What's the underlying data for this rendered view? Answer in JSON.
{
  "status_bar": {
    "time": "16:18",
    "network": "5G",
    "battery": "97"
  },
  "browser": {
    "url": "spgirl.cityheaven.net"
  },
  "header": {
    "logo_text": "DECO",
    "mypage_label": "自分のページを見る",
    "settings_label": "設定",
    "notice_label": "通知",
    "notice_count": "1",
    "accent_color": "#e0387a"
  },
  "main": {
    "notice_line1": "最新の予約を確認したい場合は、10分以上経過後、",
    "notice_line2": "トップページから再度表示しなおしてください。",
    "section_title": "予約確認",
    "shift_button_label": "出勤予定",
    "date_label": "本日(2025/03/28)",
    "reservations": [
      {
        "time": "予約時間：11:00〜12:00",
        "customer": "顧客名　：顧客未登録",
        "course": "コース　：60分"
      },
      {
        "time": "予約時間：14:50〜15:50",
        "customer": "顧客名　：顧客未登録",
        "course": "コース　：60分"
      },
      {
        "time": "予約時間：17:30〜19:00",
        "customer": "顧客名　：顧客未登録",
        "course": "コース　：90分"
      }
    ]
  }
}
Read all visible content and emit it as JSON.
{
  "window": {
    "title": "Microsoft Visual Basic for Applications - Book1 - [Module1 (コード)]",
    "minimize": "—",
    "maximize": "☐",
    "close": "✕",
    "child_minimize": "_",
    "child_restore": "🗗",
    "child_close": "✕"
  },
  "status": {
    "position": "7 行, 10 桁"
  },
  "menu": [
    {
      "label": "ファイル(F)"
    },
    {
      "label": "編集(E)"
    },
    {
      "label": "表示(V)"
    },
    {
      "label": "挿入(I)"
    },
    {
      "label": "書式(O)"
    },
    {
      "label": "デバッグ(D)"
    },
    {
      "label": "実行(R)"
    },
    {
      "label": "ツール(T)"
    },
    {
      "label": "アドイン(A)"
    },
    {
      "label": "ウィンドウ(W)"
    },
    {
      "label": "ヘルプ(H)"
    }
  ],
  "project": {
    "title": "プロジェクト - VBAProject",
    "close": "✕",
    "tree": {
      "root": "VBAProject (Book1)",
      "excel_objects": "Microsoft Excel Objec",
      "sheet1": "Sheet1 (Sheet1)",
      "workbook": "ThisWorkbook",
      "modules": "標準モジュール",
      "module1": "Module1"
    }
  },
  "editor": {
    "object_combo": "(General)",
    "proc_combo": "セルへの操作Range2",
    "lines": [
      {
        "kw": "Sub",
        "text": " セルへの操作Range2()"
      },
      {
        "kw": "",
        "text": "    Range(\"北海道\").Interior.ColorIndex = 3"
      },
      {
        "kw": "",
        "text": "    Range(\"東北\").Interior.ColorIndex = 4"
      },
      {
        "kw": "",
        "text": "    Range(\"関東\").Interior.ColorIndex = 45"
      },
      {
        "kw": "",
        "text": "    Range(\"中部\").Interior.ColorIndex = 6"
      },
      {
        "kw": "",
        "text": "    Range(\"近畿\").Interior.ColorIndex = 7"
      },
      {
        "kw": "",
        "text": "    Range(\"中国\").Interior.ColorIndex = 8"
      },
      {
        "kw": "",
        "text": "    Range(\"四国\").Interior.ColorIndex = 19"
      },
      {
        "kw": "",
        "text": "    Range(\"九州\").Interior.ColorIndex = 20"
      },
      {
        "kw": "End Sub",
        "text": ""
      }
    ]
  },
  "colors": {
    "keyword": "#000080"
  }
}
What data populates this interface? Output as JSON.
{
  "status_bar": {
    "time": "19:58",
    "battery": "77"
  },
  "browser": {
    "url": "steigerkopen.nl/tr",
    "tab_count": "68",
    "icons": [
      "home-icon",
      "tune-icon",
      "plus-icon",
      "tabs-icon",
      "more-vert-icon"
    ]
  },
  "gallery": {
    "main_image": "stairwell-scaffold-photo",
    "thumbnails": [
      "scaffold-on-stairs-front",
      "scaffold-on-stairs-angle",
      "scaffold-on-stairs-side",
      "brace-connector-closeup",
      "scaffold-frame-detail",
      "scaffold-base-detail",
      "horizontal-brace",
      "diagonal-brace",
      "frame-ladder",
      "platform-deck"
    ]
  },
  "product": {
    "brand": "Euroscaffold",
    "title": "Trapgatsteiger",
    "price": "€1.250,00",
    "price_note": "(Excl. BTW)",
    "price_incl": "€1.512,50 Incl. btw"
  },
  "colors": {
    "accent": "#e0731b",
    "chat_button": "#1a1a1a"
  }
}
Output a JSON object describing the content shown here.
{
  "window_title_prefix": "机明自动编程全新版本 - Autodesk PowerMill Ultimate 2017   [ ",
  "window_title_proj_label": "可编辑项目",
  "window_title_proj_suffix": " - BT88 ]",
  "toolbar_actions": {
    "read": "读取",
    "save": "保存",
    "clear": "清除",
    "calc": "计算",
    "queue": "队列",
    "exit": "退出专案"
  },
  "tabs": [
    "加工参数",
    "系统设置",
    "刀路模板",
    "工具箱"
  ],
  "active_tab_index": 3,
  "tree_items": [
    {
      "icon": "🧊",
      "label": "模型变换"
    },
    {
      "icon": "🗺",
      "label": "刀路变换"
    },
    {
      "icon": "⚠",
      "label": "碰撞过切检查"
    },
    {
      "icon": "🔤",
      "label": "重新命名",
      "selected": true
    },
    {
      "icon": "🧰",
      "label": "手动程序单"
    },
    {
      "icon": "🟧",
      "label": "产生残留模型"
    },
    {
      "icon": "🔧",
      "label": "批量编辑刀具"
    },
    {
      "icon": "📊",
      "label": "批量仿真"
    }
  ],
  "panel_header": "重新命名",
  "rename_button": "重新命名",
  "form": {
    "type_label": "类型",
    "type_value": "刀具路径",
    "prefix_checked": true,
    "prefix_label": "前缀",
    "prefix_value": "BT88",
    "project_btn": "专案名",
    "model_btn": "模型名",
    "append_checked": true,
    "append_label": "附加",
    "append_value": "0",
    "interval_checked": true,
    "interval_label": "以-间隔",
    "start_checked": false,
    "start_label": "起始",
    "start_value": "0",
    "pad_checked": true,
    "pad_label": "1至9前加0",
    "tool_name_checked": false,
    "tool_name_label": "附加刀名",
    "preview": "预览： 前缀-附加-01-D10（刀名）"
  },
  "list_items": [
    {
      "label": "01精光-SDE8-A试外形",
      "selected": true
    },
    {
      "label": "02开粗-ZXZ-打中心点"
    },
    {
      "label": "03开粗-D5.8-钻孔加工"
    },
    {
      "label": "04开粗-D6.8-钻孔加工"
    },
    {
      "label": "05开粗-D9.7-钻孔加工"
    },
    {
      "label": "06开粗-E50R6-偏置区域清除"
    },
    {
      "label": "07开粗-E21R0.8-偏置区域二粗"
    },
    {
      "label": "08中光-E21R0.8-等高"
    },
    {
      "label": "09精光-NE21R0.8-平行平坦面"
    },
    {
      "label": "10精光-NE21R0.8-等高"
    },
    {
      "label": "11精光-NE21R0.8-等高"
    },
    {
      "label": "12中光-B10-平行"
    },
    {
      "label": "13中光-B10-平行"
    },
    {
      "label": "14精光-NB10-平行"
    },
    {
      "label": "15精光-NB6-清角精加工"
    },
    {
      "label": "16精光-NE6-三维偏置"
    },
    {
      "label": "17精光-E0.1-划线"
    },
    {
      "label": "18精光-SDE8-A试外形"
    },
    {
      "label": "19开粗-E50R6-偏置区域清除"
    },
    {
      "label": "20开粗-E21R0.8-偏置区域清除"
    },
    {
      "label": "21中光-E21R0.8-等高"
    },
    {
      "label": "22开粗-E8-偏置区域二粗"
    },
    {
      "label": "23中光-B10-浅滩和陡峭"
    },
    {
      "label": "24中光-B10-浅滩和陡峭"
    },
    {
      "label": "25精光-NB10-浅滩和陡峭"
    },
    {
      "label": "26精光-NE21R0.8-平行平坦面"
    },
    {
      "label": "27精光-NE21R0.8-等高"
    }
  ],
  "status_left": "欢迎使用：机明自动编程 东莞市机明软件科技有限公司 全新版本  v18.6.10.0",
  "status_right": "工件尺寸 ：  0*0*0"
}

+++

Exercise
Read through the lines above and collect those that contain the string "true".

Completed exercise
      "selected": true
    "prefix_checked": true,
    "append_checked": true,
    "interval_checked": true,
    "pad_checked": true,
      "selected": true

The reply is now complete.